*Goal*:
Present the following data again exactly as it is shown.

*The input*:
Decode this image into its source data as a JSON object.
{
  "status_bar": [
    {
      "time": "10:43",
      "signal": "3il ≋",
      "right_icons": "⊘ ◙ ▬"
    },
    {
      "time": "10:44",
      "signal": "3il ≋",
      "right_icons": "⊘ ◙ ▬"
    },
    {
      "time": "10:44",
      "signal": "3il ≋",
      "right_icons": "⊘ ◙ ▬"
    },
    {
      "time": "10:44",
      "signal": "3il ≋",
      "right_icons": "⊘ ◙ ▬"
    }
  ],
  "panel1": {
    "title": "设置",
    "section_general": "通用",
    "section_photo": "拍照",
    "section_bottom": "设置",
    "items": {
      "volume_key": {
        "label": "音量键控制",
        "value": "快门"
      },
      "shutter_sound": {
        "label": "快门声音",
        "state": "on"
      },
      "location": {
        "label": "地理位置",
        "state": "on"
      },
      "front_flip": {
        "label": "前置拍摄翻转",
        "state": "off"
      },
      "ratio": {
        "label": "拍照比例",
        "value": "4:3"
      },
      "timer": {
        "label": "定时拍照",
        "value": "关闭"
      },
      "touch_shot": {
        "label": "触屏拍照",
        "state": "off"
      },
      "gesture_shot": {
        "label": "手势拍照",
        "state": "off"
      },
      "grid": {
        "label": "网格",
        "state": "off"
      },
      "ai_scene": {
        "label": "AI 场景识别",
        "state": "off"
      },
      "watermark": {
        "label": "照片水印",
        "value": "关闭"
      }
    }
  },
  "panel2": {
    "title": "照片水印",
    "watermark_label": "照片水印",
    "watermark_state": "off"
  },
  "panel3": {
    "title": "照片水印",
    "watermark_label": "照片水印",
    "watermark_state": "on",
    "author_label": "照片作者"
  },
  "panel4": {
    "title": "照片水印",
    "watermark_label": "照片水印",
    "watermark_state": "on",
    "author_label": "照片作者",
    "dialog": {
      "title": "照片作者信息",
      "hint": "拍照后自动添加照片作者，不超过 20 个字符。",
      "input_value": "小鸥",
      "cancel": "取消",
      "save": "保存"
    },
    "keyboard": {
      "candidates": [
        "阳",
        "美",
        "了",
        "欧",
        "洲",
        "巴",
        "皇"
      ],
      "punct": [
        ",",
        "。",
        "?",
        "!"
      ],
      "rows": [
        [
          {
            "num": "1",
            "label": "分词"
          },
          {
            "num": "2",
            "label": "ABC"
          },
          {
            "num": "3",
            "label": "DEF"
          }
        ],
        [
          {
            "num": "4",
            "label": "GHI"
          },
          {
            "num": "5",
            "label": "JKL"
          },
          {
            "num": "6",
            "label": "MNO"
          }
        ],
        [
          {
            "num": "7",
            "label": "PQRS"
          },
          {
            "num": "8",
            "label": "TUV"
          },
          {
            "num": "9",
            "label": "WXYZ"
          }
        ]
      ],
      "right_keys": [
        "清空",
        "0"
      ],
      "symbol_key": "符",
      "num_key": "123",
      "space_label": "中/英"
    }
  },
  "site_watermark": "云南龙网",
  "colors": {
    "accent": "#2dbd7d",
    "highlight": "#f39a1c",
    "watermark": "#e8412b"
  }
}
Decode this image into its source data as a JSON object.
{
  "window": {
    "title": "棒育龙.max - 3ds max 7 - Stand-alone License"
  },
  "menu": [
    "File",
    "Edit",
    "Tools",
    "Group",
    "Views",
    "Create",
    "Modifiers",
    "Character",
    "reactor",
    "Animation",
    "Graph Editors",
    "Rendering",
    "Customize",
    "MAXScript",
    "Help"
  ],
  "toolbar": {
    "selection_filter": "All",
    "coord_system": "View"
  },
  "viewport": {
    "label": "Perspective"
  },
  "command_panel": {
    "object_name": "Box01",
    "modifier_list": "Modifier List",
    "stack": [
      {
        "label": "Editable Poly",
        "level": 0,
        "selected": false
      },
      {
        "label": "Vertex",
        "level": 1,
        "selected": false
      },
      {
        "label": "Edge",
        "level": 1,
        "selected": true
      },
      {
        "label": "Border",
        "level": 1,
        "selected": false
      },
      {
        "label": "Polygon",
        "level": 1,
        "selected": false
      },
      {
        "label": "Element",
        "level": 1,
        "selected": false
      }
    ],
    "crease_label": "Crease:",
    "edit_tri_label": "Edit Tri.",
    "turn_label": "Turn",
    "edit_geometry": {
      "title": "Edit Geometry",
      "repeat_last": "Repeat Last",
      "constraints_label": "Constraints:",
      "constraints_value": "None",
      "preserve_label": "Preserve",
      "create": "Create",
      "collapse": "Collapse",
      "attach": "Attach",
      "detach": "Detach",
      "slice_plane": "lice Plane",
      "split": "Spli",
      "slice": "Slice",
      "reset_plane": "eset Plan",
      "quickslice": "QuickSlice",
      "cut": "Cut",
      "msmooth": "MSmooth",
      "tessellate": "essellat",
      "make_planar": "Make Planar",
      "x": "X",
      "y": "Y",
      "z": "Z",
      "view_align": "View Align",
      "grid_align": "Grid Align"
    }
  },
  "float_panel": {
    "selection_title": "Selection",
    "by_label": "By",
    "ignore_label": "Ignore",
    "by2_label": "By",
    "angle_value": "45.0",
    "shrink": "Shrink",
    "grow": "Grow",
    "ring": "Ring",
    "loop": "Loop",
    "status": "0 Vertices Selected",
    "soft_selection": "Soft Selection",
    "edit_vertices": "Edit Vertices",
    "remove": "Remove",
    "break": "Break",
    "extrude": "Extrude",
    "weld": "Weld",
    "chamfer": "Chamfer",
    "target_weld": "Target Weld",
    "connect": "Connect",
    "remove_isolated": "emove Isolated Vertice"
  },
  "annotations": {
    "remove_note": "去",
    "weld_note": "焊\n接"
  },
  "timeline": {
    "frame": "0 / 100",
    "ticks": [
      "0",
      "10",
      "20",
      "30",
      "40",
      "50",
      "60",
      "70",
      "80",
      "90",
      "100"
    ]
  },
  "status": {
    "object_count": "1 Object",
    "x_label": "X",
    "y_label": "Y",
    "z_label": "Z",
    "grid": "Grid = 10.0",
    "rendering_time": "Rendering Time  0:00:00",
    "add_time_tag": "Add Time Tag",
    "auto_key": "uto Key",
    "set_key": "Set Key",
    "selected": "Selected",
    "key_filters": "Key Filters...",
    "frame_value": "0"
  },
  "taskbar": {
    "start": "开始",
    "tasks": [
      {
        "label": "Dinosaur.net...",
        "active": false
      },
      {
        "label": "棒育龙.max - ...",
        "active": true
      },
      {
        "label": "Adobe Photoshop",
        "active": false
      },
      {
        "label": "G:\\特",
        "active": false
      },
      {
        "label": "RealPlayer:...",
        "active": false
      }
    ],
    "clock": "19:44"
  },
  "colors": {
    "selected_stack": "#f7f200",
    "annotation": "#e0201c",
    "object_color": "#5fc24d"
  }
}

*Output below*:
Decode this image into its source data as a JSON object.
{
  "status_bar": [
    {
      "time": "10:43",
      "signal": "3il ≋",
      "right_icons": "⊘ ◙ ▬"
    },
    {
      "time": "10:44",
      "signal": "3il ≋",
      "right_icons": "⊘ ◙ ▬"
    },
    {
      "time": "10:44",
      "signal": "3il ≋",
      "right_icons": "⊘ ◙ ▬"
    },
    {
      "time": "10:44",
      "signal": "3il ≋",
      "right_icons": "⊘ ◙ ▬"
    }
  ],
  "panel1": {
    "title": "设置",
    "section_general": "通用",
    "section_photo": "拍照",
    "section_bottom": "设置",
    "items": {
      "volume_key": {
        "label": "音量键控制",
        "value": "快门"
      },
      "shutter_sound": {
        "label": "快门声音",
        "state": "on"
      },
      "location": {
        "label": "地理位置",
        "state": "on"
      },
      "front_flip": {
        "label": "前置拍摄翻转",
        "state": "off"
      },
      "ratio": {
        "label": "拍照比例",
        "value": "4:3"
      },
      "timer": {
        "label": "定时拍照",
        "value": "关闭"
      },
      "touch_shot": {
        "label": "触屏拍照",
        "state": "off"
      },
      "gesture_shot": {
        "label": "手势拍照",
        "state": "off"
      },
      "grid": {
        "label": "网格",
        "state": "off"
      },
      "ai_scene": {
        "label": "AI 场景识别",
        "state": "off"
      },
      "watermark": {
        "label": "照片水印",
        "value": "关闭"
      }
    }
  },
  "panel2": {
    "title": "照片水印",
    "watermark_label": "照片水印",
    "watermark_state": "off"
  },
  "panel3": {
    "title": "照片水印",
    "watermark_label": "照片水印",
    "watermark_state": "on",
    "author_label": "照片作者"
  },
  "panel4": {
    "title": "照片水印",
    "watermark_label": "照片水印",
    "watermark_state": "on",
    "author_label": "照片作者",
    "dialog": {
      "title": "照片作者信息",
      "hint": "拍照后自动添加照片作者，不超过 20 个字符。",
      "input_value": "小鸥",
      "cancel": "取消",
      "save": "保存"
    },
    "keyboard": {
      "candidates": [
        "阳",
        "美",
        "了",
        "欧",
        "洲",
        "巴",
        "皇"
      ],
      "punct": [
        ",",
        "。",
        "?",
        "!"
      ],
      "rows": [
        [
          {
            "num": "1",
            "label": "分词"
          },
          {
            "num": "2",
            "label": "ABC"
          },
          {
            "num": "3",
            "label": "DEF"
          }
        ],
        [
          {
            "num": "4",
            "label": "GHI"
          },
          {
            "num": "5",
            "label": "JKL"
          },
          {
            "num": "6",
            "label": "MNO"
          }
        ],
        [
          {
            "num": "7",
            "label": "PQRS"
          },
          {
            "num": "8",
            "label": "TUV"
          },
          {
            "num": "9",
            "label": "WXYZ"
          }
        ]
      ],
      "right_keys": [
        "清空",
        "0"
      ],
      "symbol_key": "符",
      "num_key": "123",
      "space_label": "中/英"
    }
  },
  "site_watermark": "云南龙网",
  "colors": {
    "accent": "#2dbd7d",
    "highlight": "#f39a1c",
    "watermark": "#e8412b"
  }
}
Decode this image into its source data as a JSON object.
{
  "window": {
    "title": "棒育龙.max - 3ds max 7 - Stand-alone License"
  },
  "menu": [
    "File",
    "Edit",
    "Tools",
    "Group",
    "Views",
    "Create",
    "Modifiers",
    "Character",
    "reactor",
    "Animation",
    "Graph Editors",
    "Rendering",
    "Customize",
    "MAXScript",
    "Help"
  ],
  "toolbar": {
    "selection_filter": "All",
    "coord_system": "View"
  },
  "viewport": {
    "label": "Perspective"
  },
  "command_panel": {
    "object_name": "Box01",
    "modifier_list": "Modifier List",
    "stack": [
      {
        "label": "Editable Poly",
        "level": 0,
        "selected": false
      },
      {
        "label": "Vertex",
        "level": 1,
        "selected": false
      },
      {
        "label": "Edge",
        "level": 1,
        "selected": true
      },
      {
        "label": "Border",
        "level": 1,
        "selected": false
      },
      {
        "label": "Polygon",
        "level": 1,
        "selected": false
      },
      {
        "label": "Element",
        "level": 1,
        "selected": false
      }
    ],
    "crease_label": "Crease:",
    "edit_tri_label": "Edit Tri.",
    "turn_label": "Turn",
    "edit_geometry": {
      "title": "Edit Geometry",
      "repeat_last": "Repeat Last",
      "constraints_label": "Constraints:",
      "constraints_value": "None",
      "preserve_label": "Preserve",
      "create": "Create",
      "collapse": "Collapse",
      "attach": "Attach",
      "detach": "Detach",
      "slice_plane": "lice Plane",
      "split": "Spli",
      "slice": "Slice",
      "reset_plane": "eset Plan",
      "quickslice": "QuickSlice",
      "cut": "Cut",
      "msmooth": "MSmooth",
      "tessellate": "essellat",
      "make_planar": "Make Planar",
      "x": "X",
      "y": "Y",
      "z": "Z",
      "view_align": "View Align",
      "grid_align": "Grid Align"
    }
  },
  "float_panel": {
    "selection_title": "Selection",
    "by_label": "By",
    "ignore_label": "Ignore",
    "by2_label": "By",
    "angle_value": "45.0",
    "shrink": "Shrink",
    "grow": "Grow",
    "ring": "Ring",
    "loop": "Loop",
    "status": "0 Vertices Selected",
    "soft_selection": "Soft Selection",
    "edit_vertices": "Edit Vertices",
    "remove": "Remove",
    "break": "Break",
    "extrude": "Extrude",
    "weld": "Weld",
    "chamfer": "Chamfer",
    "target_weld": "Target Weld",
    "connect": "Connect",
    "remove_isolated": "emove Isolated Vertice"
  },
  "annotations": {
    "remove_note": "去",
    "weld_note": "焊\n接"
  },
  "timeline": {
    "frame": "0 / 100",
    "ticks": [
      "0",
      "10",
      "20",
      "30",
      "40",
      "50",
      "60",
      "70",
      "80",
      "90",
      "100"
    ]
  },
  "status": {
    "object_count": "1 Object",
    "x_label": "X",
    "y_label": "Y",
    "z_label": "Z",
    "grid": "Grid = 10.0",
    "rendering_time": "Rendering Time  0:00:00",
    "add_time_tag": "Add Time Tag",
    "auto_key": "uto Key",
    "set_key": "Set Key",
    "selected": "Selected",
    "key_filters": "Key Filters...",
    "frame_value": "0"
  },
  "taskbar": {
    "start": "开始",
    "tasks": [
      {
        "label": "Dinosaur.net...",
        "active": false
      },
      {
        "label": "棒育龙.max - ...",
        "active": true
      },
      {
        "label": "Adobe Photoshop",
        "active": false
      },
      {
        "label": "G:\\特",
        "active": false
      },
      {
        "label": "RealPlayer:...",
        "active": false
      }
    ],
    "clock": "19:44"
  },
  "colors": {
    "selected_stack": "#f7f200",
    "annotation": "#e0201c",
    "object_color": "#5fc24d"
  }
}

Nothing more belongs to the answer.